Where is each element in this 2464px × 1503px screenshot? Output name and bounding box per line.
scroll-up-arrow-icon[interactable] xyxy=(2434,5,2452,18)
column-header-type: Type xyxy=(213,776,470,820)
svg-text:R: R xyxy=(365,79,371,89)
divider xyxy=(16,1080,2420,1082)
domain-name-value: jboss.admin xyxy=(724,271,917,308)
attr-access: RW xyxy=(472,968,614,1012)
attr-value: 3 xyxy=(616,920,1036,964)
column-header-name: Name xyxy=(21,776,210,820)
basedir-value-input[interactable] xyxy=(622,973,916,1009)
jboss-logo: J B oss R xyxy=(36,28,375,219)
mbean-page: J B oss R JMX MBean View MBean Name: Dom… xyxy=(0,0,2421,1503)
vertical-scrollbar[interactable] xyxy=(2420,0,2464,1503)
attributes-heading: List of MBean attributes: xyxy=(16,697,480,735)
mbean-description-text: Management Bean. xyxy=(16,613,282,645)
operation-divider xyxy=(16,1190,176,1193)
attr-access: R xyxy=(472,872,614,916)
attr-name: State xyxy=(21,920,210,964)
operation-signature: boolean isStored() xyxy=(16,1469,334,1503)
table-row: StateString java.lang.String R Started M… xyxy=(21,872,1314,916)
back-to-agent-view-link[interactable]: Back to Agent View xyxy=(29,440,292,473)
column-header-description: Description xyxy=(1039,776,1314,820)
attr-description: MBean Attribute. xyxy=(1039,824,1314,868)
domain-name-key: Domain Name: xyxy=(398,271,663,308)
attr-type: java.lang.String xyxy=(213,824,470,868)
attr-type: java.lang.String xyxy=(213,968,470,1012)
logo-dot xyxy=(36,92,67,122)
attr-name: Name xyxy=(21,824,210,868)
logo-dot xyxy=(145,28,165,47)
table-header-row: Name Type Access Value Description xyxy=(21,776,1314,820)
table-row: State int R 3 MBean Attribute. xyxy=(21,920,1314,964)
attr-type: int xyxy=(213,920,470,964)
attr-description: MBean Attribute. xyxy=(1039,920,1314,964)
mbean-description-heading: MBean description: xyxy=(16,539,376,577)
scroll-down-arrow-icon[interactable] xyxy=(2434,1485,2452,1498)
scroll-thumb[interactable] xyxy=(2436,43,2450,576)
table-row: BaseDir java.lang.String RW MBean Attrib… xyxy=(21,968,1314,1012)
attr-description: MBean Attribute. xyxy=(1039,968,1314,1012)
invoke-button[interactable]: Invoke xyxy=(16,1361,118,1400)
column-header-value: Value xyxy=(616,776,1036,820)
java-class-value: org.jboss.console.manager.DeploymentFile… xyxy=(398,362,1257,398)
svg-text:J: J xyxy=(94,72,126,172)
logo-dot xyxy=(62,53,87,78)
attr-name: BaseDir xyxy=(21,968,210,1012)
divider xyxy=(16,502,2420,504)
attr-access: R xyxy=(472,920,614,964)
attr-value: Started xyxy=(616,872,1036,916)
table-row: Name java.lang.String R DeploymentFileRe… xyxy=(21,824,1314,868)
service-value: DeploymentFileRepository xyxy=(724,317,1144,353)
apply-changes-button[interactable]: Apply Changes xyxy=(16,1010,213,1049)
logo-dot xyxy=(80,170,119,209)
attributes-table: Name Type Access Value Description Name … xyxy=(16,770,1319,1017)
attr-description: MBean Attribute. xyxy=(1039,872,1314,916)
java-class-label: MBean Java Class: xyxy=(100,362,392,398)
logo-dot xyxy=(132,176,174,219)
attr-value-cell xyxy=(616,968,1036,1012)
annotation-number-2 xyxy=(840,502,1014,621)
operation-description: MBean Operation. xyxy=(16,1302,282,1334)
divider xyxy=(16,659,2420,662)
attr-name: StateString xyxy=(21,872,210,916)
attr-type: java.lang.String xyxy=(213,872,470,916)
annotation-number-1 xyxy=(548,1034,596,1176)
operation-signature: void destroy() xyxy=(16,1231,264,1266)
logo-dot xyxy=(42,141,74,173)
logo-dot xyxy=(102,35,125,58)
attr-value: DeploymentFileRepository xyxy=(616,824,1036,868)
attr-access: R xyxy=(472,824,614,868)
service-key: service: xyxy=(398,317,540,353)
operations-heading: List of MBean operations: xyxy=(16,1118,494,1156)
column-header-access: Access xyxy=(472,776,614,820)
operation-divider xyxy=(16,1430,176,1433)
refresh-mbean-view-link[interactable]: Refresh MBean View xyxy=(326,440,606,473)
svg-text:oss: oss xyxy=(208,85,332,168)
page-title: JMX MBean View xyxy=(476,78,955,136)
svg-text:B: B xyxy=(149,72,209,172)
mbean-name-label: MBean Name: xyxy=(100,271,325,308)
◆ ◆ ◆
> **DIRECTIONS**
Transcribe all of the lines above exactly as they appear.

> **THE COMPLETED TASK**
Where is each element in this 2464px × 1503px screenshot? Output name and bounding box per line.
scroll-up-arrow-icon[interactable] xyxy=(2434,5,2452,18)
column-header-type: Type xyxy=(213,776,470,820)
svg-text:R: R xyxy=(365,79,371,89)
divider xyxy=(16,1080,2420,1082)
domain-name-value: jboss.admin xyxy=(724,271,917,308)
attr-access: RW xyxy=(472,968,614,1012)
attr-value: 3 xyxy=(616,920,1036,964)
column-header-name: Name xyxy=(21,776,210,820)
basedir-value-input[interactable] xyxy=(622,973,916,1009)
jboss-logo: J B oss R xyxy=(36,28,375,219)
mbean-page: J B oss R JMX MBean View MBean Name: Dom… xyxy=(0,0,2421,1503)
vertical-scrollbar[interactable] xyxy=(2420,0,2464,1503)
attributes-heading: List of MBean attributes: xyxy=(16,697,480,735)
mbean-description-text: Management Bean. xyxy=(16,613,282,645)
operation-divider xyxy=(16,1190,176,1193)
attr-access: R xyxy=(472,872,614,916)
attr-name: State xyxy=(21,920,210,964)
operation-signature: boolean isStored() xyxy=(16,1469,334,1503)
table-row: StateString java.lang.String R Started M… xyxy=(21,872,1314,916)
back-to-agent-view-link[interactable]: Back to Agent View xyxy=(29,440,292,473)
column-header-description: Description xyxy=(1039,776,1314,820)
attr-description: MBean Attribute. xyxy=(1039,824,1314,868)
domain-name-key: Domain Name: xyxy=(398,271,663,308)
attr-type: java.lang.String xyxy=(213,824,470,868)
attr-type: java.lang.String xyxy=(213,968,470,1012)
logo-dot xyxy=(36,92,67,122)
attr-name: Name xyxy=(21,824,210,868)
logo-dot xyxy=(145,28,165,47)
table-header-row: Name Type Access Value Description xyxy=(21,776,1314,820)
table-row: State int R 3 MBean Attribute. xyxy=(21,920,1314,964)
attr-type: int xyxy=(213,920,470,964)
attr-description: MBean Attribute. xyxy=(1039,920,1314,964)
mbean-description-heading: MBean description: xyxy=(16,539,376,577)
scroll-down-arrow-icon[interactable] xyxy=(2434,1485,2452,1498)
scroll-thumb[interactable] xyxy=(2436,43,2450,576)
table-row: BaseDir java.lang.String RW MBean Attrib… xyxy=(21,968,1314,1012)
attr-description: MBean Attribute. xyxy=(1039,968,1314,1012)
invoke-button[interactable]: Invoke xyxy=(16,1361,118,1400)
column-header-value: Value xyxy=(616,776,1036,820)
java-class-value: org.jboss.console.manager.DeploymentFile… xyxy=(398,362,1257,398)
svg-text:J: J xyxy=(94,72,126,172)
logo-dot xyxy=(62,53,87,78)
attr-name: BaseDir xyxy=(21,968,210,1012)
divider xyxy=(16,502,2420,504)
attr-access: R xyxy=(472,920,614,964)
attr-value: Started xyxy=(616,872,1036,916)
table-row: Name java.lang.String R DeploymentFileRe… xyxy=(21,824,1314,868)
service-value: DeploymentFileRepository xyxy=(724,317,1144,353)
apply-changes-button[interactable]: Apply Changes xyxy=(16,1010,213,1049)
logo-dot xyxy=(80,170,119,209)
attributes-table: Name Type Access Value Description Name … xyxy=(16,770,1319,1017)
attr-description: MBean Attribute. xyxy=(1039,872,1314,916)
java-class-label: MBean Java Class: xyxy=(100,362,392,398)
logo-dot xyxy=(132,176,174,219)
attr-value-cell xyxy=(616,968,1036,1012)
annotation-number-2 xyxy=(840,502,1014,621)
operation-description: MBean Operation. xyxy=(16,1302,282,1334)
divider xyxy=(16,659,2420,662)
attr-name: StateString xyxy=(21,872,210,916)
attr-type: java.lang.String xyxy=(213,872,470,916)
annotation-number-1 xyxy=(548,1034,596,1176)
operation-signature: void destroy() xyxy=(16,1231,264,1266)
logo-dot xyxy=(42,141,74,173)
logo-dot xyxy=(102,35,125,58)
attr-value: DeploymentFileRepository xyxy=(616,824,1036,868)
attr-access: R xyxy=(472,824,614,868)
service-key: service: xyxy=(398,317,540,353)
operations-heading: List of MBean operations: xyxy=(16,1118,494,1156)
column-header-access: Access xyxy=(472,776,614,820)
operation-divider xyxy=(16,1430,176,1433)
refresh-mbean-view-link[interactable]: Refresh MBean View xyxy=(326,440,606,473)
svg-text:oss: oss xyxy=(208,85,332,168)
page-title: JMX MBean View xyxy=(476,78,955,136)
svg-text:B: B xyxy=(149,72,209,172)
mbean-name-label: MBean Name: xyxy=(100,271,325,308)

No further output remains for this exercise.